_GOAL_
Reproduce word for word the part of the following excerpt on Python addition overloading that opens with the words containing "Example 30-15. commuter.py" and closes with "x = klass(88)".
#### PAGE EXCERPT ####
This last version works the same as the non-nesting Commuter5. To test all of this section’s classes, the rest of commuter.py in Example 30-15 looks and runs like this—like functions, classes can again be used in tuples naturally because they are first-class objects.

Example 30-15. commuter.py (conclusion)
if __name__ == '__main__':
    for klass in (Commuter1, Commuter2, Commuter3, Commuter4, Commuter5, Commuter6):
        print('-' * 50)
        x = klass(88)
        y = klass(99)
        print(x + 1)
        print(1 + y)
        print(x + y)

$ python3 commuter.py
--------------------------------------------------
add 88 1
89
radd 99 1
100
add 88 <__main__.Commuter1 object at 0x101edc2f0>
radd 99 88
187
--------------------------------------------------
…etc…
--------------------------------------------------
Commuter6(89)
Commuter6(100)
Commuter6(187)

Experiment with these classes on your own for more insight. Aliasing __radd__ to __add__ in Commuter5 and Commuter6, for example, works and saves a line but doesn’t prevent object nesting without these classes’ isinstance tests. See also Python’s manuals for a discussion of other options in this domain; for example, classes may also return the special NotImplemented object for unsupported operands to influence method selection (this is treated as though the method were not defined—and differs from the prior chapter’s NotImplementedError).

In-Place Addition

To also implement += in-place augmented addition, code either an __iadd__ or an __add__. The latter is used if the former is absent. In fact, the prior section’s Commuter classes already support += for this reason—Python runs __add__ and assigns the result manually. The __iadd__ method, though, allows for more efficient in-place changes to be coded where applicable; its return value is assigned to the target on the left of the +=:

>>> class Number:
        def __init__(self, val):
            self.val = val
        def __iadd__(self, other):             # __iadd__ explicit: x += y
            self.val += other                  # Usually returns self
            return self                        # Else None is returned+assigned

>>> x = Number(5)
>>> x += 1
>>> x += 1
>>> x.val
7

For mutable objects, this method can often specialize for quicker in-place changes:

>>> y = Number([1])                            # In-place change faster than +
>>> y += [2]
>>> y += [3]
>>> y.val
[1, 2, 3]

The normal __add__ method is run as a fallback, but may not be able to optimize in-place cases:

>>> class Number:
        def __init__(self, val):
            self.val = val
        def __add__(self, other):              # __add__ fallback: x = (x + y)
            return Number(self.val + other)    # Propagates class type

>>> x = Number(5)
>>> x += 1
>>> x += 1                                     # And += does concatenation here
>>> x.val
7

Though we’ve focused on + here, keep in mind that every binary operator has similar right-side and in-place overloading methods that work the same (e.g., __mul__, __rmul__, and __imul__). Still, these methods tend to be uncommon in practice; you only code right-side methods for either-side roles and in-place methods for code economy or speed—and only if you need to support such operators at all. For instance, a Vector class may use these tools, but a Button class probably would not. Button presses, though, may run the next section’s method.
#### INFORMATION PROVIDED ####
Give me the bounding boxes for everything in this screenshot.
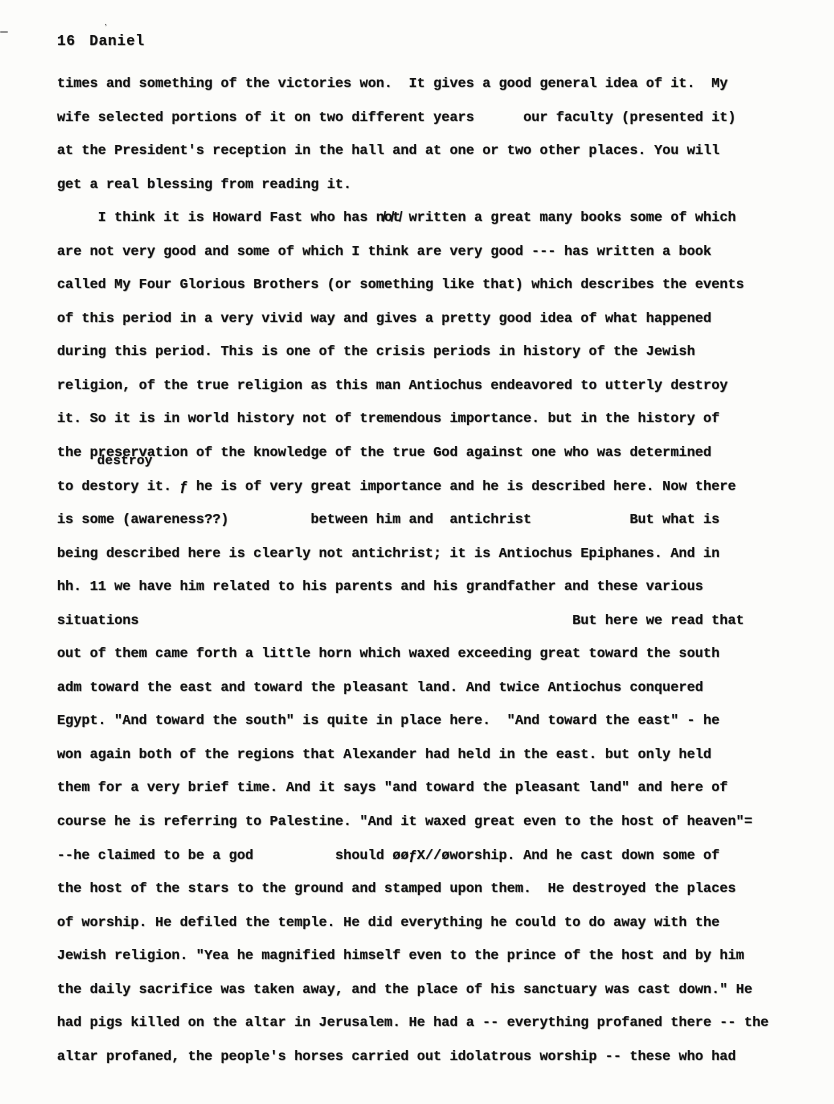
####
_EXPECTED OUTPUT_
Example 30-15. commuter.py (conclusion)
if __name__ == '__main__':
    for klass in (Commuter1, Commuter2, Commuter3, Commuter4, Commuter5, Commuter6):
        print('-' * 50)
        x = klass(88)